- [PROVIDED MATERIAL]:
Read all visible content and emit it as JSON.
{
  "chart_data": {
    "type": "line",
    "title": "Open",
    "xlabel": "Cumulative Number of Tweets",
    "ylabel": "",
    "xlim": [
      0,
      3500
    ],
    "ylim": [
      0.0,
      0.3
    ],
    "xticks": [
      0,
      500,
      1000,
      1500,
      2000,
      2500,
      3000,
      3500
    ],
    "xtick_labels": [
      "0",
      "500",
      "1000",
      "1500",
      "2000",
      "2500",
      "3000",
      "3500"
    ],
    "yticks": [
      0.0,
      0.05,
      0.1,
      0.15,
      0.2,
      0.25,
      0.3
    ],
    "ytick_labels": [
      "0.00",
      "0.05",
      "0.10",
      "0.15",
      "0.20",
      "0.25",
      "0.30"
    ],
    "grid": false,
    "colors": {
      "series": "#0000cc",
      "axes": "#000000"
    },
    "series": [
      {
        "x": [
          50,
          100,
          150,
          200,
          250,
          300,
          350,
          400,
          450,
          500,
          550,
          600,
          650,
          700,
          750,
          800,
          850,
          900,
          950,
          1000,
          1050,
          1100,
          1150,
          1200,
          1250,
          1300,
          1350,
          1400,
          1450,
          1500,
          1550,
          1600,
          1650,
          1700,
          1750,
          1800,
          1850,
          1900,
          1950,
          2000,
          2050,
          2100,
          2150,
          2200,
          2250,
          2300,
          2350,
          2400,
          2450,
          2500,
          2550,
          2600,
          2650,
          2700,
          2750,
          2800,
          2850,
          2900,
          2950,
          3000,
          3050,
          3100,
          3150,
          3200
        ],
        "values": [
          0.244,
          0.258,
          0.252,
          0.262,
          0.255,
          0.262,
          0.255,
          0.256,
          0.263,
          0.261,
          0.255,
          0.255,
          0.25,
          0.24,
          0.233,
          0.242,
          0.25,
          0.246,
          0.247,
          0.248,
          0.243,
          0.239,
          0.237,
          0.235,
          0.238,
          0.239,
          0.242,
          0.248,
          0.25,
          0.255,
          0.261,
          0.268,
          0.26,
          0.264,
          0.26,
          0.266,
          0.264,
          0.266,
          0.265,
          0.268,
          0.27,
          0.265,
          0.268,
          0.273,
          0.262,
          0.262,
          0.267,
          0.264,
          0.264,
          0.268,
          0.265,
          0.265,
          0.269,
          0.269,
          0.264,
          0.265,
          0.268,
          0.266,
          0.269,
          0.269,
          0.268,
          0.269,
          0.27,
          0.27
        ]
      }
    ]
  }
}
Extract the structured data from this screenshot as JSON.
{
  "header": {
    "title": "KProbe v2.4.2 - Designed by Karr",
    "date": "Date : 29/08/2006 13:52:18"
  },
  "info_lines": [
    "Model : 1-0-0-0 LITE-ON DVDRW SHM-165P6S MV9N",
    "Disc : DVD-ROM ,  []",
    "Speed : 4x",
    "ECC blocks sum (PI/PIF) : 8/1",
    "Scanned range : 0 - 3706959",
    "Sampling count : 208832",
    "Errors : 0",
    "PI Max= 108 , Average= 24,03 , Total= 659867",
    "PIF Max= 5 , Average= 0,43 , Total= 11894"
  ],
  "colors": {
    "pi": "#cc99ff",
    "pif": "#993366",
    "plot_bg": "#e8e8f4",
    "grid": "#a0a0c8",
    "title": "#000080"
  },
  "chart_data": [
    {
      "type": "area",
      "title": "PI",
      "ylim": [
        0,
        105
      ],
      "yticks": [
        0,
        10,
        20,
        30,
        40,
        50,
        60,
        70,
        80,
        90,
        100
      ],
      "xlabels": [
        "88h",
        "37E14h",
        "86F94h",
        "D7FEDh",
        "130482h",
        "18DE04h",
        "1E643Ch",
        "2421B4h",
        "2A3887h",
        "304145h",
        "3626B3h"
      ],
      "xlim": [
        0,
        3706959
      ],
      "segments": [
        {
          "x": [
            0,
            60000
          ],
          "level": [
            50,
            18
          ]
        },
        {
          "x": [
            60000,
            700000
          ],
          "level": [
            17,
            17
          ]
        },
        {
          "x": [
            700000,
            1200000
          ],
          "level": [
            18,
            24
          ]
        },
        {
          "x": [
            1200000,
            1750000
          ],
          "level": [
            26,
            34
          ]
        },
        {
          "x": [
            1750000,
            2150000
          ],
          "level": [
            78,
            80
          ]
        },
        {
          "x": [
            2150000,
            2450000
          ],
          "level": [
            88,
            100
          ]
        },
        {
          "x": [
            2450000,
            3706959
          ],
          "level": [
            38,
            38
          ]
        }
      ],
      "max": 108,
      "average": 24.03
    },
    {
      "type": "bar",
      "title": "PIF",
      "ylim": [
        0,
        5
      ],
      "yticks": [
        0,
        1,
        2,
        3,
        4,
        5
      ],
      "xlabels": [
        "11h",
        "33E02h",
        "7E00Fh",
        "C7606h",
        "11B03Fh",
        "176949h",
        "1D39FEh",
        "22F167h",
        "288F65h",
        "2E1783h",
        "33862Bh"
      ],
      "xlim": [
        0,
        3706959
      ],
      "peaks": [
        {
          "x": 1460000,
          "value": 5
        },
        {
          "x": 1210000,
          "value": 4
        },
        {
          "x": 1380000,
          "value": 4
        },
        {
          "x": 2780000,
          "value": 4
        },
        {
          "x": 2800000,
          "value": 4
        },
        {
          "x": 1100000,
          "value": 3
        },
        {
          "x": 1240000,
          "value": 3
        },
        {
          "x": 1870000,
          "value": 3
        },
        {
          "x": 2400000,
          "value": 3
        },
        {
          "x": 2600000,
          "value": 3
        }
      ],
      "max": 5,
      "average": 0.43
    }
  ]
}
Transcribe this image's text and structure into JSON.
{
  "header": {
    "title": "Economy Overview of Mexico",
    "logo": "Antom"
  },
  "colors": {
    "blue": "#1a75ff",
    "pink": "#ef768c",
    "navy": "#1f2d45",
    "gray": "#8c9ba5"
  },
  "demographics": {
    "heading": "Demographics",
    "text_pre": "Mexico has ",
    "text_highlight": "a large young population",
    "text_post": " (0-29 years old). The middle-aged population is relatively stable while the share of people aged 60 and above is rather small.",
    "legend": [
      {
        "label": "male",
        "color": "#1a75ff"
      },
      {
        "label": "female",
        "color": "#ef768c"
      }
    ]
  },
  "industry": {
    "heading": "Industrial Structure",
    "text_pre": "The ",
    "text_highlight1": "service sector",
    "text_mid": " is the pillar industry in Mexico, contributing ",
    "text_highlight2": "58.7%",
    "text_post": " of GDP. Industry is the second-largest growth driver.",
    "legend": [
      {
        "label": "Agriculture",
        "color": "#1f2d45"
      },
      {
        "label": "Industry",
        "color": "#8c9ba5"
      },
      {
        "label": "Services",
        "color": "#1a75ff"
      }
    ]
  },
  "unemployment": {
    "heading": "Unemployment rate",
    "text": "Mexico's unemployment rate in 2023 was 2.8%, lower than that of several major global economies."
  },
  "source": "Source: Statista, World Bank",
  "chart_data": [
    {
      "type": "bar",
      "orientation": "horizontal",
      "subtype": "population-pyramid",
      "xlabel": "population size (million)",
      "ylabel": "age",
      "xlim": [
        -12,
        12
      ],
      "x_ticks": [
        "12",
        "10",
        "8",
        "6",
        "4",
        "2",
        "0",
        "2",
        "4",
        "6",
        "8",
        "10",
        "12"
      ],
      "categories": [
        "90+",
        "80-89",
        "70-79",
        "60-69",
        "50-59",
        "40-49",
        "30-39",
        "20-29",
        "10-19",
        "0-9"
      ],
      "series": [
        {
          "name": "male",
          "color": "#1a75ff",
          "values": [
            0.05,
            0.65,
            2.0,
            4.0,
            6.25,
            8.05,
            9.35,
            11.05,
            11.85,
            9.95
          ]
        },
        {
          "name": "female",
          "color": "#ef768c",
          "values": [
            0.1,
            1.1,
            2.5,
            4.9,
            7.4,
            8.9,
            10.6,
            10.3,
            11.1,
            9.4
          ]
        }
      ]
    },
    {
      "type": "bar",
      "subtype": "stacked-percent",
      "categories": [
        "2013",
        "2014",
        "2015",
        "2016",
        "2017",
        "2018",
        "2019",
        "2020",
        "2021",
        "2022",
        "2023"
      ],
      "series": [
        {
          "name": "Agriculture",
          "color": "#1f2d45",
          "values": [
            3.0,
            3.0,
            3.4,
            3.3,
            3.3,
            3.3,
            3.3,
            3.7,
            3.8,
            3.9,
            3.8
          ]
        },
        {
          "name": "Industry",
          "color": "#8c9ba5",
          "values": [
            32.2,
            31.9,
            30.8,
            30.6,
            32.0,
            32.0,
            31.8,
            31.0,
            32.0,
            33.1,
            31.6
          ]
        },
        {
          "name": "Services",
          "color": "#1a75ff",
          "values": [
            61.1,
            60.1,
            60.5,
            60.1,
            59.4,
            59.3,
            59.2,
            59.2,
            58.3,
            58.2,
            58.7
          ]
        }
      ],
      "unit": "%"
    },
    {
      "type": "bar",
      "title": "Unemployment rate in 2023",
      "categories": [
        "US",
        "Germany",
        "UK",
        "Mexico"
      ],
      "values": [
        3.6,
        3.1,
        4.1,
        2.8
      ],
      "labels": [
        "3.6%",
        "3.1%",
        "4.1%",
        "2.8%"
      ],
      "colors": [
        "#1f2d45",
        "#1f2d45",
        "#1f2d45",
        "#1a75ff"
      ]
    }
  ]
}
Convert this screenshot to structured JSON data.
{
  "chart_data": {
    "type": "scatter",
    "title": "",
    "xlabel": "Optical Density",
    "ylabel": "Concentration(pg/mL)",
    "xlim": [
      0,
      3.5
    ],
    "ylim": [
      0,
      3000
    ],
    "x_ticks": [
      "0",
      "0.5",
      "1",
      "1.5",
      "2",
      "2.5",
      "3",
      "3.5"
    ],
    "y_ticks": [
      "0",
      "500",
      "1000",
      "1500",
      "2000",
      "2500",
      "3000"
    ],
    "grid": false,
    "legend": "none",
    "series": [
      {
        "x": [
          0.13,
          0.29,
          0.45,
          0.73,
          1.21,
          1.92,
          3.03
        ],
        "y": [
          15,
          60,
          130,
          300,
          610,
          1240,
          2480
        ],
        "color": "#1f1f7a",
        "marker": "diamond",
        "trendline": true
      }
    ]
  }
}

- [WRITTEN TASK]: Pull out all lines containing "structured".

- [TASK ANSWER]:
Extract the structured data from this screenshot as JSON.
Convert this screenshot to structured JSON data.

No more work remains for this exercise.